Exercise aim:
Among the records below, find each line that includes the string "skaliert" and copy it.
# START OF Task data
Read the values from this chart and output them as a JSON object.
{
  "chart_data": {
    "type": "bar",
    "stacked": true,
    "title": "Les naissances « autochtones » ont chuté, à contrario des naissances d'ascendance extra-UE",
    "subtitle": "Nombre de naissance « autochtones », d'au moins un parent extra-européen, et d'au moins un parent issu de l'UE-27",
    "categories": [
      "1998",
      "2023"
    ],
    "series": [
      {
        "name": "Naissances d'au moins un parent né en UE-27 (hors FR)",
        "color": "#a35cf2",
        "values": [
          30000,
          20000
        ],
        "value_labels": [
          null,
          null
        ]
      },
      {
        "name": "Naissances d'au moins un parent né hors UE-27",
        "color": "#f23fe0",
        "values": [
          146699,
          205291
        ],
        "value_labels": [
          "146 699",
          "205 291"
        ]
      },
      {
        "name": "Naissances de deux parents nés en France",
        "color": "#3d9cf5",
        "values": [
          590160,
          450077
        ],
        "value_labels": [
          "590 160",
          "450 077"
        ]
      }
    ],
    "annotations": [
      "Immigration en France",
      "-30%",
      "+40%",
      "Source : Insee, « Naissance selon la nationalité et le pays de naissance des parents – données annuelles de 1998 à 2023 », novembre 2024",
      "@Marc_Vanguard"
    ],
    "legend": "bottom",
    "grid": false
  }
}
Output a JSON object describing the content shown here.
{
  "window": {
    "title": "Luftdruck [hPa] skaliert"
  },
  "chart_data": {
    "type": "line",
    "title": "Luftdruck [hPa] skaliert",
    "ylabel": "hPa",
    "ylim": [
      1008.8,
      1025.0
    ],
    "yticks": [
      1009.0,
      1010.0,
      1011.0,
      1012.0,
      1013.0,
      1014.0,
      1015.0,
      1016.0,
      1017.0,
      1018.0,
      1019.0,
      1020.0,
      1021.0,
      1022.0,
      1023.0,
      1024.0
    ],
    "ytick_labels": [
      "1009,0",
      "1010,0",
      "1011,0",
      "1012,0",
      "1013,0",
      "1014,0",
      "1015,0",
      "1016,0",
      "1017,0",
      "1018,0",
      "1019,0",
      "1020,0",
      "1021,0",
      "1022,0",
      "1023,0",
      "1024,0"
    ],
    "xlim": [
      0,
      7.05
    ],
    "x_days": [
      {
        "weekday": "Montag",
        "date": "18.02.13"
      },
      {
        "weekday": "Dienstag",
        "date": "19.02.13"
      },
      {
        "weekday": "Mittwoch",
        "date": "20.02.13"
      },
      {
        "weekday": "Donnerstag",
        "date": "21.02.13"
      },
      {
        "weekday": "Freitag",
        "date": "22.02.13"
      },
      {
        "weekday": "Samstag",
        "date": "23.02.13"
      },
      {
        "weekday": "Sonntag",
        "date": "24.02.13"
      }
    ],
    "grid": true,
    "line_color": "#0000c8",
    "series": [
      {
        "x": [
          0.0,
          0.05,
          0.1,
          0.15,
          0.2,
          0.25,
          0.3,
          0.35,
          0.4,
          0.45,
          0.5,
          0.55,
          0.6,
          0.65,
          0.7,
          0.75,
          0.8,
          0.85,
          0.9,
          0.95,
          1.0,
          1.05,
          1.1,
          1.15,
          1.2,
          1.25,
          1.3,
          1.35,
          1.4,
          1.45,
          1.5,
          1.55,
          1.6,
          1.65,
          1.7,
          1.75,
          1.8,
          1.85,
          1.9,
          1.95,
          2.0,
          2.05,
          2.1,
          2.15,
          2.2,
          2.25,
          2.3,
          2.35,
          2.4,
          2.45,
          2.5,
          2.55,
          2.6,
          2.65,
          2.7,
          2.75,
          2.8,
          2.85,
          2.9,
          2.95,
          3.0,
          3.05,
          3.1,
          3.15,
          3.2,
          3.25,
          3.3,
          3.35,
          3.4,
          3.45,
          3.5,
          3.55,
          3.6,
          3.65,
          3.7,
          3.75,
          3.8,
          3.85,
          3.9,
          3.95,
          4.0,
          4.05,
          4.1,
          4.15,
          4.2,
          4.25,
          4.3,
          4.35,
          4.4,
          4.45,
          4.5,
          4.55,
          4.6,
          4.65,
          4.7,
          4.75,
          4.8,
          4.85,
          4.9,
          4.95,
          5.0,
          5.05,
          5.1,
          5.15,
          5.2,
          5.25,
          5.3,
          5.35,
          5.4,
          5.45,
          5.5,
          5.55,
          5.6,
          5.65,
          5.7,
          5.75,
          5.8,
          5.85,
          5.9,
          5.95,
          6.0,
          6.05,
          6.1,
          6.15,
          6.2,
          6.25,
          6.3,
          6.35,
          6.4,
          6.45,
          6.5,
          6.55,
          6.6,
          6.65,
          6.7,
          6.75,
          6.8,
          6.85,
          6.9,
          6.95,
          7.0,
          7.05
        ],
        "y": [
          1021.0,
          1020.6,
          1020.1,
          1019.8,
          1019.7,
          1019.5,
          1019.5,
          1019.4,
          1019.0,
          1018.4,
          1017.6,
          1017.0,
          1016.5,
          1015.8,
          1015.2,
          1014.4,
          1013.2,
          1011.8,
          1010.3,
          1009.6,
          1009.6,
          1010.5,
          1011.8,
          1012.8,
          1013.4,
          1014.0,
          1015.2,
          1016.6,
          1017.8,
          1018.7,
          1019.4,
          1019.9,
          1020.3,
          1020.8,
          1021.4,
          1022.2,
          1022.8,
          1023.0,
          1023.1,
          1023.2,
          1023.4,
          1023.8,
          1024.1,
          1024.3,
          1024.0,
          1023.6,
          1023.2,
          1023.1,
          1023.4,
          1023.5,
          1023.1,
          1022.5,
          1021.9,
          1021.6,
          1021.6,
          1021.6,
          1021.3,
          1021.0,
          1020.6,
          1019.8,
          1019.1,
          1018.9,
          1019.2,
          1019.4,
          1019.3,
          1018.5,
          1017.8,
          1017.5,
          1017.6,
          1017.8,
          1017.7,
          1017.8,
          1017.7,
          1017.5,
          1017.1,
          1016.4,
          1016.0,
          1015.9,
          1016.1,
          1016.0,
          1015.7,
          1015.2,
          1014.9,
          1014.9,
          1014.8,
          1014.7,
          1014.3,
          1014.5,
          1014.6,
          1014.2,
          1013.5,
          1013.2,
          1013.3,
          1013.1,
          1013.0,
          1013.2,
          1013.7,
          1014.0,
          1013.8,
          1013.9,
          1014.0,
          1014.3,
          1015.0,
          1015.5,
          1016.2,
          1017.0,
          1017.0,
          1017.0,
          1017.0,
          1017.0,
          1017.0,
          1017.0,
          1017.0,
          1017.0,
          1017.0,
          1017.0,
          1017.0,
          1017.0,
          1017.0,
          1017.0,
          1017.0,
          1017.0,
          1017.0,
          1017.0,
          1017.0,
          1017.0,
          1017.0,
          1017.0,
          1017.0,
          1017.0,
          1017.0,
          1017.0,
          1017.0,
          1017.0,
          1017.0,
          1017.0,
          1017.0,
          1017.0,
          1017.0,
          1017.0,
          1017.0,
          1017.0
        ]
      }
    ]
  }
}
# END OF Task data
Complete output:
    "title": "Luftdruck [hPa] skaliert"
    "title": "Luftdruck [hPa] skaliert",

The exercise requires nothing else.